▸ EXERCISE BRIEF: The records below hold pictures; please leave those out and retype the rest exactly.

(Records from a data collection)
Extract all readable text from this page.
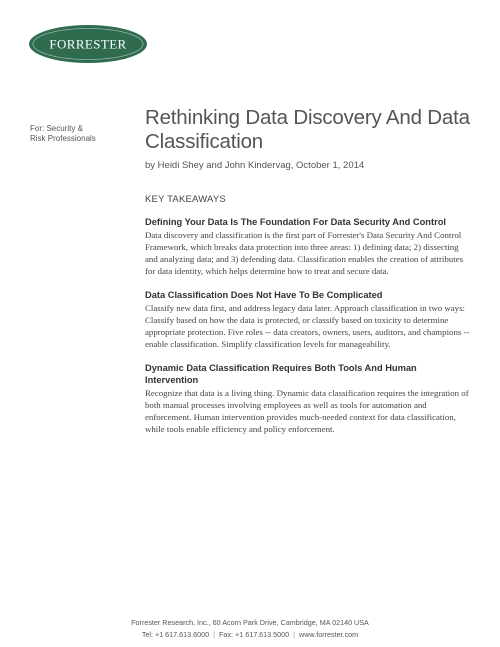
FORRESTER
For: Security &
Risk Professionals
Rethinking Data Discovery And Data Classification

by Heidi Shey and John Kindervag, October 1, 2014

KEY TAKEAWAYS
Defining Your Data Is The Foundation For Data Security And Control

Data discovery and classification is the first part of Forrester's Data Security And Control Framework, which breaks data protection into three areas: 1) defining data; 2) dissecting and analyzing data; and 3) defending data. Classification enables the creation of attributes for data identity, which helps determine how to treat and secure data.

Data Classification Does Not Have To Be Complicated

Classify new data first, and address legacy data later. Approach classification in two ways: Classify based on how the data is protected, or classify based on toxicity to determine appropriate protection. Five roles -- data creators, owners, users, auditors, and champions -- enable classification. Simplify classification levels for manageability.

Dynamic Data Classification Requires Both Tools And Human Intervention

Recognize that data is a living thing. Dynamic data classification requires the integration of both manual processes involving employees as well as tools for automation and enforcement. Human intervention provides much-needed context for data classification, while tools enable efficiency and policy enforcement.

Forrester Research, Inc., 60 Acorn Park Drive, Cambridge, MA 02140 USA
Tel: +1 617.613.6000 | Fax: +1 617.613.5000 | www.forrester.com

▸ IN RESPONSE:
Extract all readable text from this page.
FORRESTER
For: Security &
Risk Professionals
Rethinking Data Discovery And Data Classification

by Heidi Shey and John Kindervag, October 1, 2014

KEY TAKEAWAYS
Defining Your Data Is The Foundation For Data Security And Control

Data discovery and classification is the first part of Forrester's Data Security And Control Framework, which breaks data protection into three areas: 1) defining data; 2) dissecting and analyzing data; and 3) defending data. Classification enables the creation of attributes for data identity, which helps determine how to treat and secure data.

Data Classification Does Not Have To Be Complicated

Classify new data first, and address legacy data later. Approach classification in two ways: Classify based on how the data is protected, or classify based on toxicity to determine appropriate protection. Five roles -- data creators, owners, users, auditors, and champions -- enable classification. Simplify classification levels for manageability.

Dynamic Data Classification Requires Both Tools And Human Intervention

Recognize that data is a living thing. Dynamic data classification requires the integration of both manual processes involving employees as well as tools for automation and enforcement. Human intervention provides much-needed context for data classification, while tools enable efficiency and policy enforcement.

Forrester Research, Inc., 60 Acorn Park Drive, Cambridge, MA 02140 USA
Tel: +1 617.613.6000 | Fax: +1 617.613.5000 | www.forrester.com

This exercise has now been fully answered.